The listing below should be printed exactly, every line of it. Skip the pictures.

═══ Extracted information

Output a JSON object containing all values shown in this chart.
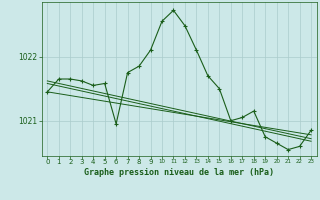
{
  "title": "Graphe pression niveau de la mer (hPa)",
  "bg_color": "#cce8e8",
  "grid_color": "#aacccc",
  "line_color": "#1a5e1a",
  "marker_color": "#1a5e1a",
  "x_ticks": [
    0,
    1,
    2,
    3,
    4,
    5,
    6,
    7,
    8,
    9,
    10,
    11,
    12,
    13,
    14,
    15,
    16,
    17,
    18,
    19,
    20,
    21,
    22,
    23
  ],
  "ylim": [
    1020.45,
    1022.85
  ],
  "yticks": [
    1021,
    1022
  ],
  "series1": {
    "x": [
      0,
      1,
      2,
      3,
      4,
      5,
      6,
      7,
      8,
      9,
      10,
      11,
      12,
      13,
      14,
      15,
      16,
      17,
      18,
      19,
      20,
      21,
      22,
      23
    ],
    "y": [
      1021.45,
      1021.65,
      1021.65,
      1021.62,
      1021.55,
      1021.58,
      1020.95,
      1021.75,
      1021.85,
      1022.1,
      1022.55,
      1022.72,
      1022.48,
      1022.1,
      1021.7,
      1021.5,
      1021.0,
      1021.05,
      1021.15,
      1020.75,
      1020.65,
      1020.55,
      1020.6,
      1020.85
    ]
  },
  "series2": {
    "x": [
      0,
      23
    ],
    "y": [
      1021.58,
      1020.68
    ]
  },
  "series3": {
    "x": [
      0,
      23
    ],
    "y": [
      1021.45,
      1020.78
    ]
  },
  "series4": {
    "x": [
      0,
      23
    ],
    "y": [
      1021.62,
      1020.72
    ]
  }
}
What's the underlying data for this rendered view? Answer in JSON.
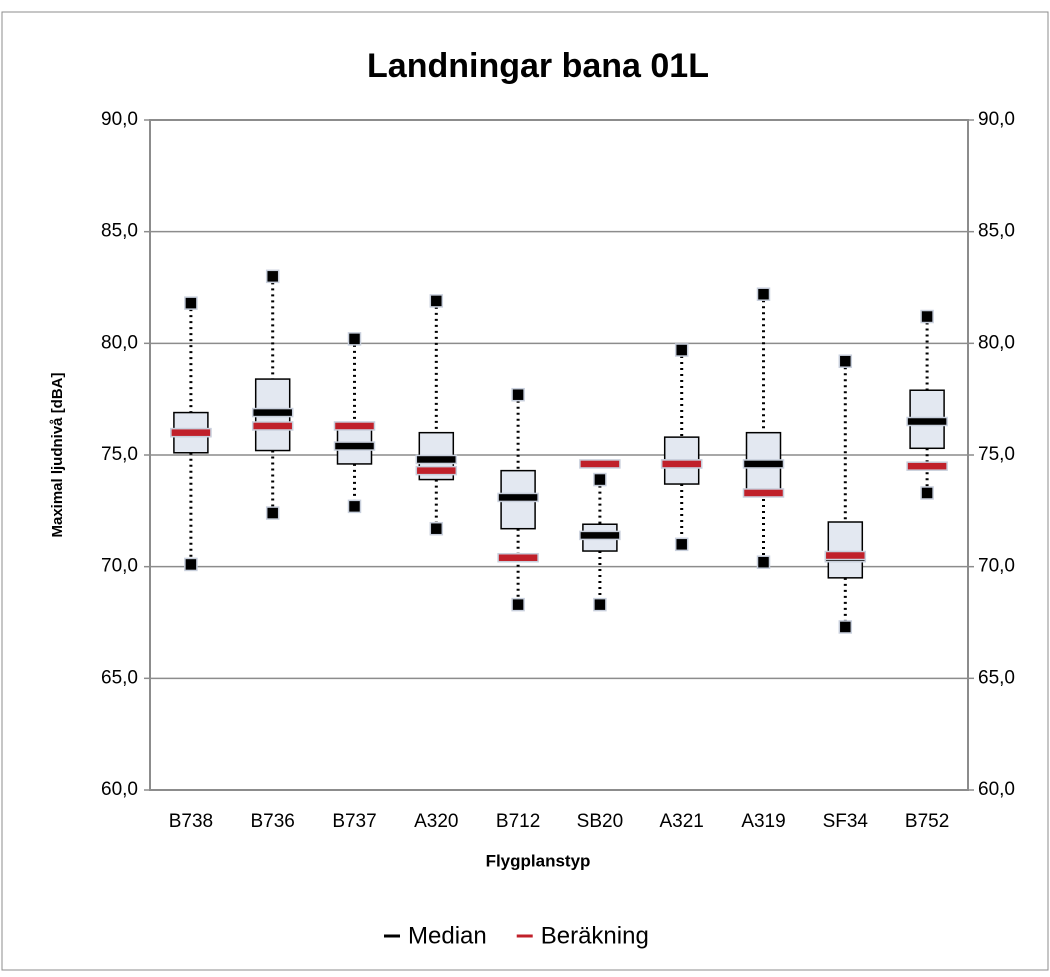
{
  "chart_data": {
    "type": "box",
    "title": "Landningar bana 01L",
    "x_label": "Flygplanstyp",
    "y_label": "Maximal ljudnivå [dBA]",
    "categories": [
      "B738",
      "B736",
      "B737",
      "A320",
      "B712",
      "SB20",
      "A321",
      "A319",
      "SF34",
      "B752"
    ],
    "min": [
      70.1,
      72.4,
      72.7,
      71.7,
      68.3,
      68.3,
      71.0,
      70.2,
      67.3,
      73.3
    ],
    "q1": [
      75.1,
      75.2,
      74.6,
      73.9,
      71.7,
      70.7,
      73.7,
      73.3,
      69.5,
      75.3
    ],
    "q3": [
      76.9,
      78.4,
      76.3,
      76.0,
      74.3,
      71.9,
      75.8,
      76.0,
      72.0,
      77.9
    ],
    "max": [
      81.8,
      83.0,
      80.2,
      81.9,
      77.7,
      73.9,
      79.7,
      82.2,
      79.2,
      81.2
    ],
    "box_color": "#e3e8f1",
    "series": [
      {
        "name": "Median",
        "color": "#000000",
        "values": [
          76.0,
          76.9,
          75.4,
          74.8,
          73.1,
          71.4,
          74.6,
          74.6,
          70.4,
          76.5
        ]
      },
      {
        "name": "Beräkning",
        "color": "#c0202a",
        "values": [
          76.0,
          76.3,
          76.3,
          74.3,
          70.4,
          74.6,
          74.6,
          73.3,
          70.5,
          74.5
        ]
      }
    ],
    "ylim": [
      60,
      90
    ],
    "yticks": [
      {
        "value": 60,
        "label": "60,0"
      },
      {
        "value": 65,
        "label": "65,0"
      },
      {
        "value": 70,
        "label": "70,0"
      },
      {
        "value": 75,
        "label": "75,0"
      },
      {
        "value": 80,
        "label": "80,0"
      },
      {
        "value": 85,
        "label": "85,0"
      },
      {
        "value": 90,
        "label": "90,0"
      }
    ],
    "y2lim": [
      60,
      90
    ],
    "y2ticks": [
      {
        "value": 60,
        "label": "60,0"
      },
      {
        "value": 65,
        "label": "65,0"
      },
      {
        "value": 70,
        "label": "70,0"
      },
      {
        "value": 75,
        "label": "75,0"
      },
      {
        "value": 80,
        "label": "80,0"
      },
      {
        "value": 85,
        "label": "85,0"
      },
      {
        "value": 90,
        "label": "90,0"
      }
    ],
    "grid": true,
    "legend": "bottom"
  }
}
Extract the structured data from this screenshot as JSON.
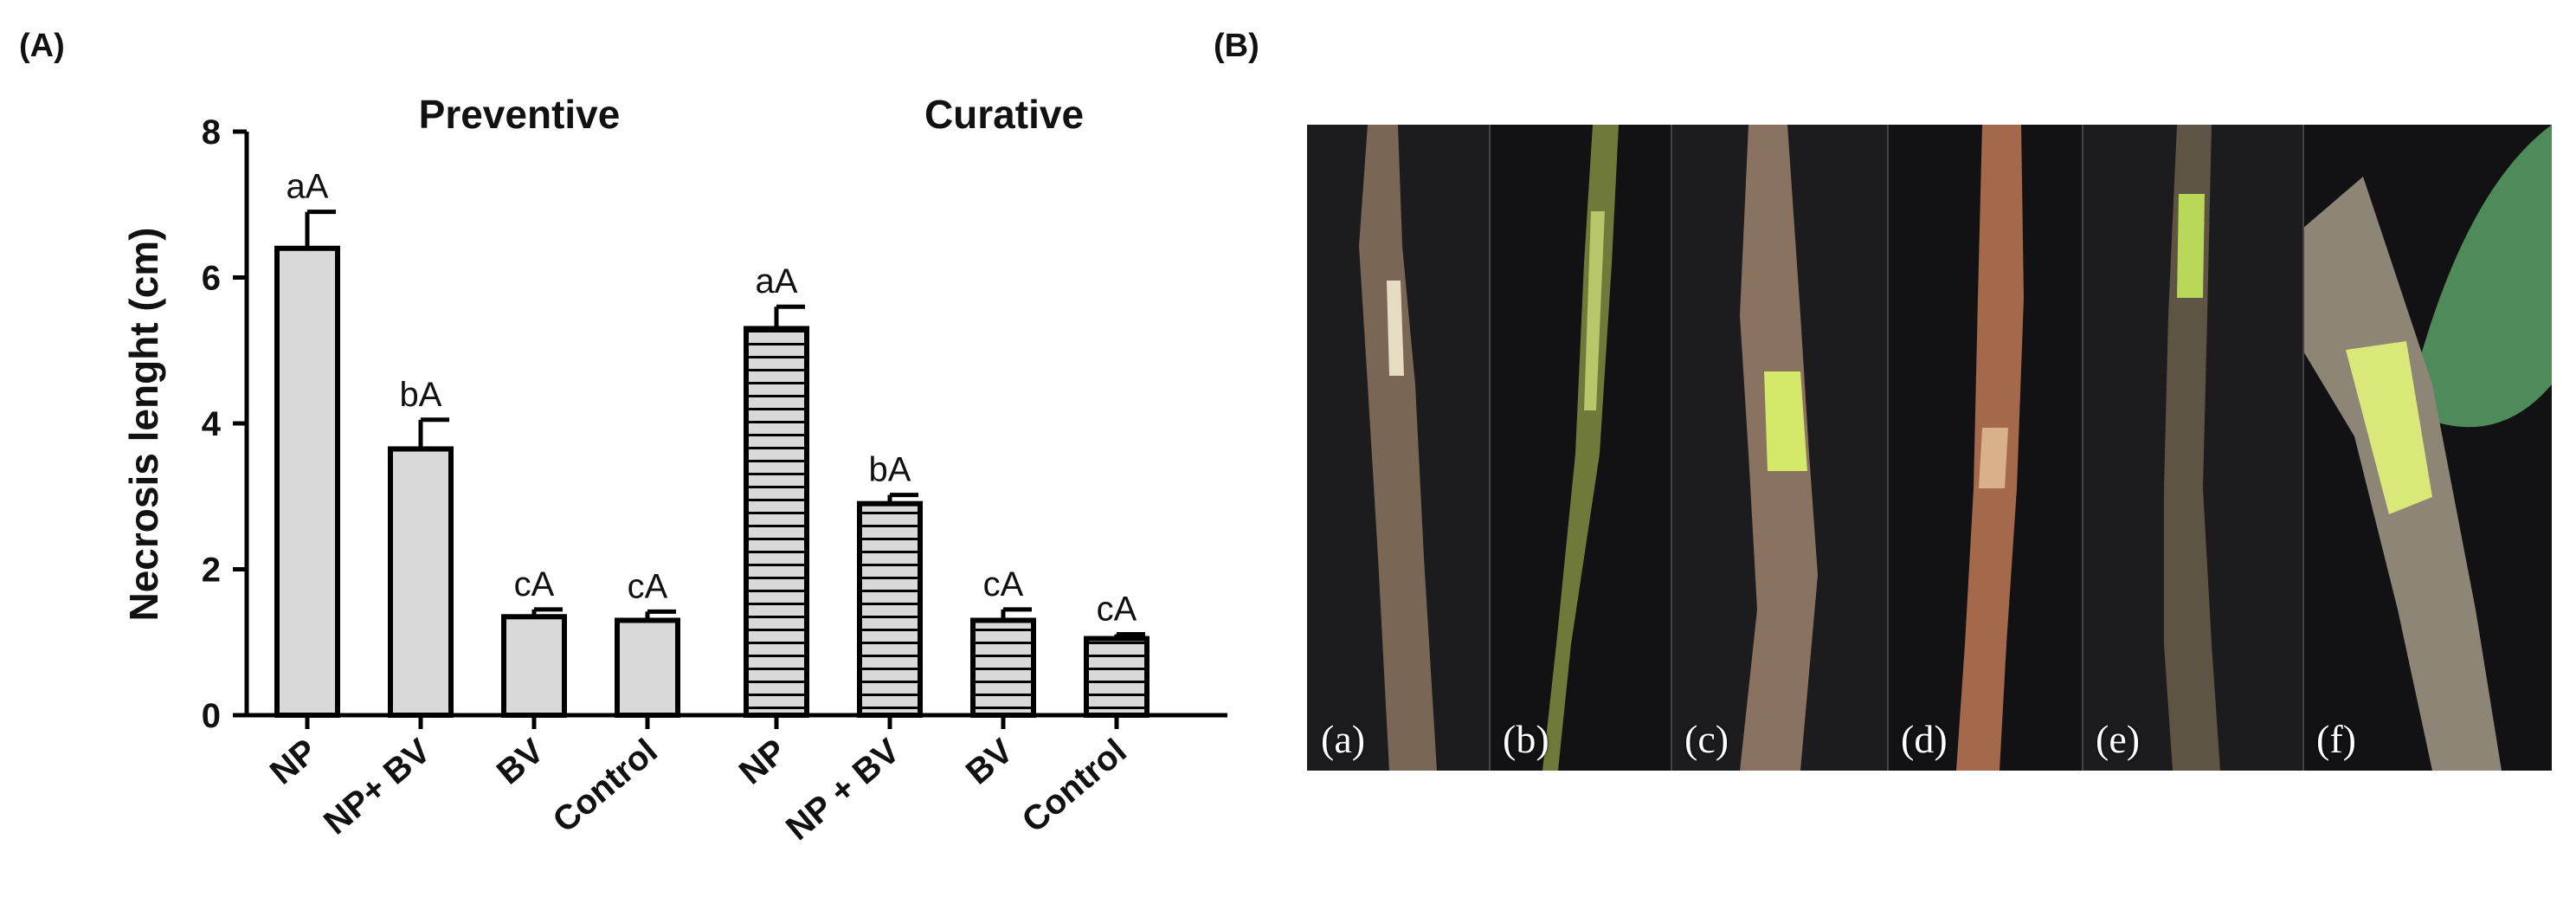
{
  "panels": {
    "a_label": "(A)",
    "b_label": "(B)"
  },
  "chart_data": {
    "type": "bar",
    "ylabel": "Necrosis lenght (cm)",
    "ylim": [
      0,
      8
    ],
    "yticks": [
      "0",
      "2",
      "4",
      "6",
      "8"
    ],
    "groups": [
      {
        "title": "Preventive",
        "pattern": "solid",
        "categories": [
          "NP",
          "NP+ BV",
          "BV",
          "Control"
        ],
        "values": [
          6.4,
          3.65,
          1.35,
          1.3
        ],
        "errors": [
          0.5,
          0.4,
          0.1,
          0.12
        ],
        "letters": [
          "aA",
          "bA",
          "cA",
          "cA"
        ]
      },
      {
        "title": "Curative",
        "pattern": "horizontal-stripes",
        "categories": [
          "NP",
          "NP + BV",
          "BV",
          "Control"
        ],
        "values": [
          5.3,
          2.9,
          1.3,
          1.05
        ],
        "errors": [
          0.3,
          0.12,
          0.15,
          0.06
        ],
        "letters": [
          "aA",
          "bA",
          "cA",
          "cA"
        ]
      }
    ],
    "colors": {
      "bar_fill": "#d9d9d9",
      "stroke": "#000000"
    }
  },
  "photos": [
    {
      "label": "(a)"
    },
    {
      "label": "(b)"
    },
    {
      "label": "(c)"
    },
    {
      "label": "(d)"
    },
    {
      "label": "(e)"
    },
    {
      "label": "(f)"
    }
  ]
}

══════

» Final result
Output a JSON object containing all values shown in this chart.
{
  "title": "Graphe pression niveau de la mer (hPa)",
  "bg_color": "#cce8e8",
  "grid_color": "#aacccc",
  "line_color": "#1a5e1a",
  "marker_color": "#1a5e1a",
  "x_ticks": [
    0,
    1,
    2,
    3,
    4,
    5,
    6,
    7,
    8,
    9,
    10,
    11,
    12,
    13,
    14,
    15,
    16,
    17,
    18,
    19,
    20,
    21,
    22,
    23
  ],
  "ylim": [
    1020.45,
    1022.85
  ],
  "yticks": [
    1021,
    1022
  ],
  "series1": {
    "x": [
      0,
      1,
      2,
      3,
      4,
      5,
      6,
      7,
      8,
      9,
      10,
      11,
      12,
      13,
      14,
      15,
      16,
      17,
      18,
      19,
      20,
      21,
      22,
      23
    ],
    "y": [
      1021.45,
      1021.65,
      1021.65,
      1021.62,
      1021.55,
      1021.58,
      1020.95,
      1021.75,
      1021.85,
      1022.1,
      1022.55,
      1022.72,
      1022.48,
      1022.1,
      1021.7,
      1021.5,
      1021.0,
      1021.05,
      1021.15,
      1020.75,
      1020.65,
      1020.55,
      1020.6,
      1020.85
    ]
  },
  "series2": {
    "x": [
      0,
      23
    ],
    "y": [
      1021.58,
      1020.68
    ]
  },
  "series3": {
    "x": [
      0,
      23
    ],
    "y": [
      1021.45,
      1020.78
    ]
  },
  "series4": {
    "x": [
      0,
      23
    ],
    "y": [
      1021.62,
      1020.72
    ]
  }
}
What's the underlying data for this rendered view? Answer in JSON.
{
  "chart_data": {
    "type": "box",
    "title": "Landningar bana 01L",
    "x_label": "Flygplanstyp",
    "y_label": "Maximal ljudnivå [dBA]",
    "categories": [
      "B738",
      "B736",
      "B737",
      "A320",
      "B712",
      "SB20",
      "A321",
      "A319",
      "SF34",
      "B752"
    ],
    "min": [
      70.1,
      72.4,
      72.7,
      71.7,
      68.3,
      68.3,
      71.0,
      70.2,
      67.3,
      73.3
    ],
    "q1": [
      75.1,
      75.2,
      74.6,
      73.9,
      71.7,
      70.7,
      73.7,
      73.3,
      69.5,
      75.3
    ],
    "q3": [
      76.9,
      78.4,
      76.3,
      76.0,
      74.3,
      71.9,
      75.8,
      76.0,
      72.0,
      77.9
    ],
    "max": [
      81.8,
      83.0,
      80.2,
      81.9,
      77.7,
      73.9,
      79.7,
      82.2,
      79.2,
      81.2
    ],
    "box_color": "#e3e8f1",
    "series": [
      {
        "name": "Median",
        "color": "#000000",
        "values": [
          76.0,
          76.9,
          75.4,
          74.8,
          73.1,
          71.4,
          74.6,
          74.6,
          70.4,
          76.5
        ]
      },
      {
        "name": "Beräkning",
        "color": "#c0202a",
        "values": [
          76.0,
          76.3,
          76.3,
          74.3,
          70.4,
          74.6,
          74.6,
          73.3,
          70.5,
          74.5
        ]
      }
    ],
    "ylim": [
      60,
      90
    ],
    "yticks": [
      {
        "value": 60,
        "label": "60,0"
      },
      {
        "value": 65,
        "label": "65,0"
      },
      {
        "value": 70,
        "label": "70,0"
      },
      {
        "value": 75,
        "label": "75,0"
      },
      {
        "value": 80,
        "label": "80,0"
      },
      {
        "value": 85,
        "label": "85,0"
      },
      {
        "value": 90,
        "label": "90,0"
      }
    ],
    "y2lim": [
      60,
      90
    ],
    "y2ticks": [
      {
        "value": 60,
        "label": "60,0"
      },
      {
        "value": 65,
        "label": "65,0"
      },
      {
        "value": 70,
        "label": "70,0"
      },
      {
        "value": 75,
        "label": "75,0"
      },
      {
        "value": 80,
        "label": "80,0"
      },
      {
        "value": 85,
        "label": "85,0"
      },
      {
        "value": 90,
        "label": "90,0"
      }
    ],
    "grid": true,
    "legend": "bottom"
  }
}
Extract the structured data from this screenshot as JSON.
{
  "panels": {
    "a_label": "(A)",
    "b_label": "(B)"
  },
  "chart_data": {
    "type": "bar",
    "ylabel": "Necrosis lenght (cm)",
    "ylim": [
      0,
      8
    ],
    "yticks": [
      "0",
      "2",
      "4",
      "6",
      "8"
    ],
    "groups": [
      {
        "title": "Preventive",
        "pattern": "solid",
        "categories": [
          "NP",
          "NP+ BV",
          "BV",
          "Control"
        ],
        "values": [
          6.4,
          3.65,
          1.35,
          1.3
        ],
        "errors": [
          0.5,
          0.4,
          0.1,
          0.12
        ],
        "letters": [
          "aA",
          "bA",
          "cA",
          "cA"
        ]
      },
      {
        "title": "Curative",
        "pattern": "horizontal-stripes",
        "categories": [
          "NP",
          "NP + BV",
          "BV",
          "Control"
        ],
        "values": [
          5.3,
          2.9,
          1.3,
          1.05
        ],
        "errors": [
          0.3,
          0.12,
          0.15,
          0.06
        ],
        "letters": [
          "aA",
          "bA",
          "cA",
          "cA"
        ]
      }
    ],
    "colors": {
      "bar_fill": "#d9d9d9",
      "stroke": "#000000"
    }
  },
  "photos": [
    {
      "label": "(a)"
    },
    {
      "label": "(b)"
    },
    {
      "label": "(c)"
    },
    {
      "label": "(d)"
    },
    {
      "label": "(e)"
    },
    {
      "label": "(f)"
    }
  ]
}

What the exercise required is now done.